Czech ice hockey player (born 1986)

Michal Birner (born 2 March 1986) is a Czech former professional ice hockey player.

==Playing career==
Birner was drafted 116th overall in the 2004 NHL entry draft by the St. Louis Blues. Prior to being drafted in the NHL, Birner was a CHL Import Draft- Barrie Colts 1st Round(8th) 2004

On 15 December 2007, the Blues traded Birner, along with Doug Weight and a 7th round draft choice to the Anaheim Ducks for Andy McDonald. Birner was assigned to the Ducks affiliate, the Portland Pirates where he remained for the rest of the 2007–08 season.

Birner started the 2008–09 season with the Iowa Chops before he was assigned to ECHL affiliate the Bakersfield Condors on 20 November 2008. Birner didn't report to the Condors and returned to Europe to play in the Finnish SM-liiga with Pelicans on 27 November 2008. Birner's season was cut short as he suffered a fractured hand after playing in only 6 games.

=== GIVEN INFORMATION ===
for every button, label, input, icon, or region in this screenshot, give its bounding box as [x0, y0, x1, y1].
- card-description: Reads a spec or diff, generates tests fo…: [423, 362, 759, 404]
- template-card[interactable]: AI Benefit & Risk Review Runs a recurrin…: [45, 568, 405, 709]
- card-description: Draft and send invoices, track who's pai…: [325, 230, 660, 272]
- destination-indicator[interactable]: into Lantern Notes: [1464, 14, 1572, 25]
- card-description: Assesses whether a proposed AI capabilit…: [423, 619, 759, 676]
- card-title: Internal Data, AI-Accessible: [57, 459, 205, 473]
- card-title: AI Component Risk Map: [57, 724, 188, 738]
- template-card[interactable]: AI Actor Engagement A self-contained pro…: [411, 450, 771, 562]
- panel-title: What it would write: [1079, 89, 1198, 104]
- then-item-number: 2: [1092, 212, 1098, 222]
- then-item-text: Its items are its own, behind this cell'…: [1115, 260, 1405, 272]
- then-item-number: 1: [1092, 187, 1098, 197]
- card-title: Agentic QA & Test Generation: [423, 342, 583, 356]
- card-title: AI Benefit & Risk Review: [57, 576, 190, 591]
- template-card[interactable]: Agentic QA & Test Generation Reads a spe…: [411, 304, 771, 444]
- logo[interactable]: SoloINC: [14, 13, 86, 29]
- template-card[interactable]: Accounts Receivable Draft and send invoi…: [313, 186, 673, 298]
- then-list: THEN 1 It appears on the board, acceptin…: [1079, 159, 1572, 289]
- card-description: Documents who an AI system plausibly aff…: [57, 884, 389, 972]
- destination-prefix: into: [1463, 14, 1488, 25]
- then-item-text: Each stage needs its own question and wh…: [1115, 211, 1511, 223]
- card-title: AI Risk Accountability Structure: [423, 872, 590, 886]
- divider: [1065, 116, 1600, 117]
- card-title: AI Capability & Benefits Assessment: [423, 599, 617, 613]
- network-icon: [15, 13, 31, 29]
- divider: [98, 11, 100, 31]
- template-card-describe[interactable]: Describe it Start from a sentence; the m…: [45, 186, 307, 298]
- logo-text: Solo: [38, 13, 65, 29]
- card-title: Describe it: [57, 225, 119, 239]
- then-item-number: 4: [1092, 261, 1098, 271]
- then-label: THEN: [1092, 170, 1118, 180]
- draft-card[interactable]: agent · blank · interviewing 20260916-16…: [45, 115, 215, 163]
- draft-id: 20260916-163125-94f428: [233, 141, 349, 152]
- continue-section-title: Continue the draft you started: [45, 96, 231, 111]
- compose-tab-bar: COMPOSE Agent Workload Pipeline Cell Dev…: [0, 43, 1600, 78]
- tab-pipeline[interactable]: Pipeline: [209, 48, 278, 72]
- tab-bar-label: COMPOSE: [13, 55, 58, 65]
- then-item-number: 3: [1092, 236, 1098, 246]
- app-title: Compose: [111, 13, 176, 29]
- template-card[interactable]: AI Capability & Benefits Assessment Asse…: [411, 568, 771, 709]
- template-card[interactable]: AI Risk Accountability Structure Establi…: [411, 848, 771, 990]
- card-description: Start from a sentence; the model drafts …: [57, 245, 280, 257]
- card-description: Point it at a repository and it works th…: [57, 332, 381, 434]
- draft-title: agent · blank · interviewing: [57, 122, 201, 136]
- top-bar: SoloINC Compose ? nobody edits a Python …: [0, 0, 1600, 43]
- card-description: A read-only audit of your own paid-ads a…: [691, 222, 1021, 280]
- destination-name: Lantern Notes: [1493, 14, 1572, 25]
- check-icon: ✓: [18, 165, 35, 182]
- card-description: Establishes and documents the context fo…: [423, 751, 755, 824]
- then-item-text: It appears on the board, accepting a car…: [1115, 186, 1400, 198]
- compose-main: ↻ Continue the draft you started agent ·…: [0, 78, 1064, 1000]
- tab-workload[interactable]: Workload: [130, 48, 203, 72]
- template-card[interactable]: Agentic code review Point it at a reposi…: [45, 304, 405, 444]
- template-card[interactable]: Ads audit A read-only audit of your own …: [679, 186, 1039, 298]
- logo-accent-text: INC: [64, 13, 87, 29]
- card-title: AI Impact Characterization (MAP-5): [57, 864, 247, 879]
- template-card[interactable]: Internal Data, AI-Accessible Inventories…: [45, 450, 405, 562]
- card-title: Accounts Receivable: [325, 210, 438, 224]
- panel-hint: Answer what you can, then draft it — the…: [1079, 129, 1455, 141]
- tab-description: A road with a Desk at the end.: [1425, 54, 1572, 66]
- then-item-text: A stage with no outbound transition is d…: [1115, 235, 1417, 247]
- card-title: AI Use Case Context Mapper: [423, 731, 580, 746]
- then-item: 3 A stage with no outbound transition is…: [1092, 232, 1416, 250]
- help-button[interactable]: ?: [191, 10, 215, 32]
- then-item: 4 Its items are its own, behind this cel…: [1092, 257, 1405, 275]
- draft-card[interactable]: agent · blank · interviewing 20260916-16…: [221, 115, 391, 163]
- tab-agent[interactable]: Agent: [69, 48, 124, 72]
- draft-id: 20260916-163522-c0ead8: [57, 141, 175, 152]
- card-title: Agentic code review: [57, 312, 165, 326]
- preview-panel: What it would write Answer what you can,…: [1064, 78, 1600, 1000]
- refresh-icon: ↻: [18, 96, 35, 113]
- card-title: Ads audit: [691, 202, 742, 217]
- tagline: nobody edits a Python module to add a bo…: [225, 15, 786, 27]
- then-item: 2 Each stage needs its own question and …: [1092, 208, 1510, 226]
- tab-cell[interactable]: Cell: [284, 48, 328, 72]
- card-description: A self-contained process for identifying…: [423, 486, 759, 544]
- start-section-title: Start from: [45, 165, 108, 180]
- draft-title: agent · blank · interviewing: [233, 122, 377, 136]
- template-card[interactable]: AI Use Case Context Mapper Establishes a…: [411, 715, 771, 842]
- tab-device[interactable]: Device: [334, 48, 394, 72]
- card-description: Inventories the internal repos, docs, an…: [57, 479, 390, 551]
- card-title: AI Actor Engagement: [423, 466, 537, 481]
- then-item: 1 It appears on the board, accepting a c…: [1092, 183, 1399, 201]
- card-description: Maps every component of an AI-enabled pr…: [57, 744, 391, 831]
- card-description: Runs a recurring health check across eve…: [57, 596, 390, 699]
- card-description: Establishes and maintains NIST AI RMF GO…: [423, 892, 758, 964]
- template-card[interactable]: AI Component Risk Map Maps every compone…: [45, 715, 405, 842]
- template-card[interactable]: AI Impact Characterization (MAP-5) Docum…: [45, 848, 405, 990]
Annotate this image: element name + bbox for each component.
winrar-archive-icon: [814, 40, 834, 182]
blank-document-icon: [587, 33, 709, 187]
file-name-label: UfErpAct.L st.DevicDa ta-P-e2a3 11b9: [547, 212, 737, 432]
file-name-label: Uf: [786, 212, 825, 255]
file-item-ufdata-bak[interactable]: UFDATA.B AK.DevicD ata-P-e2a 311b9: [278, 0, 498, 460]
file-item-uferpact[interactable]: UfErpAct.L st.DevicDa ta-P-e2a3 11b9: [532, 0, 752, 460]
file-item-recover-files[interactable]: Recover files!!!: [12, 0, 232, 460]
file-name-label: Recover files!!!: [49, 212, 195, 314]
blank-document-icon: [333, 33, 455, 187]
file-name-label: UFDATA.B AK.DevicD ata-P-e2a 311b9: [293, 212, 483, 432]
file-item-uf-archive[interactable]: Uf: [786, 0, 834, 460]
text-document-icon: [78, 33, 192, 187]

=== EXERCISE SET ===
(a) Transcribe the stretch of the Birner biography from "On 15 December" through "the 2007–08 season.".
(b) According to the Birner biography, why did his season with Pelicans end early?
(c) In the Birner biography, which player did the Anaheim Ducks give up in the December 2007 trade that brought Birner from the Blues?
Rely only on the Birner biography, not on the data.

=== YOUR WRITTEN ANSWERS ===
(a)
On 15 December 2007, the Blues traded Birner, along with Doug Weight and a 7th round draft choice to the Anaheim Ducks for Andy McDonald. Birner was assigned to the Ducks affiliate, the Portland Pirates where he remained for the rest of the 2007–08 season.

(b) He fractured his hand after playing only 6 games, which cut his season short.

(c) Andy McDonald.